(SUPPLIED MATERIAL):
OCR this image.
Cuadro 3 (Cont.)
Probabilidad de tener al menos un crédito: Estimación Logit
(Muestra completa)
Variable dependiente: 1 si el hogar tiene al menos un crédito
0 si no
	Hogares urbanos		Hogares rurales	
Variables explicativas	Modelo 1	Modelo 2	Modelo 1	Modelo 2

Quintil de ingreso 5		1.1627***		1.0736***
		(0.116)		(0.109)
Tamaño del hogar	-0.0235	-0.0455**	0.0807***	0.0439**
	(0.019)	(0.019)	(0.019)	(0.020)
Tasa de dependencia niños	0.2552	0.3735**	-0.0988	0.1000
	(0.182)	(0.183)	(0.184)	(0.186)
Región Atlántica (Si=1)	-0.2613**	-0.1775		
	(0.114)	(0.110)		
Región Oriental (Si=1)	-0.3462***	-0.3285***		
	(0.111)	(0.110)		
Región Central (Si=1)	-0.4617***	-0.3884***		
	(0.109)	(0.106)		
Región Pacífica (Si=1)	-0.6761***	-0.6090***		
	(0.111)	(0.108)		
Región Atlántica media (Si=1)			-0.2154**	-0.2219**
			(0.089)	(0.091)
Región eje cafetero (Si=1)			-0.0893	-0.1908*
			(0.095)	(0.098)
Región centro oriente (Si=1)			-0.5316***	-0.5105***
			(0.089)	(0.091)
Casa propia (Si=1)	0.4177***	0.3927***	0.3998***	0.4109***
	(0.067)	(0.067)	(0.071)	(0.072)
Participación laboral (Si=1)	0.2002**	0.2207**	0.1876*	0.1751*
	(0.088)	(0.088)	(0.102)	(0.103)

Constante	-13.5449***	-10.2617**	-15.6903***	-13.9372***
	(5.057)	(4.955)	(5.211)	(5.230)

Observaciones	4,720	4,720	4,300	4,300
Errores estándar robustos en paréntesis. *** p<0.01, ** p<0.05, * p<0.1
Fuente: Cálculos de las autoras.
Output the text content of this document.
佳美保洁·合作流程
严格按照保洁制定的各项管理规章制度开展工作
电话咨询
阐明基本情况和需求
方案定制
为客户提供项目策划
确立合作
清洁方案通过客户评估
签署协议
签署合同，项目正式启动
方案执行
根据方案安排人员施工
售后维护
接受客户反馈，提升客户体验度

(EXERCISE GOAL):
From the entries above, extract each line containing "Atlántica".

(FINAL RESULT):
Región Atlántica (Si=1)	-0.2613**	-0.1775		
Región Atlántica media (Si=1)			-0.2154**	-0.2219**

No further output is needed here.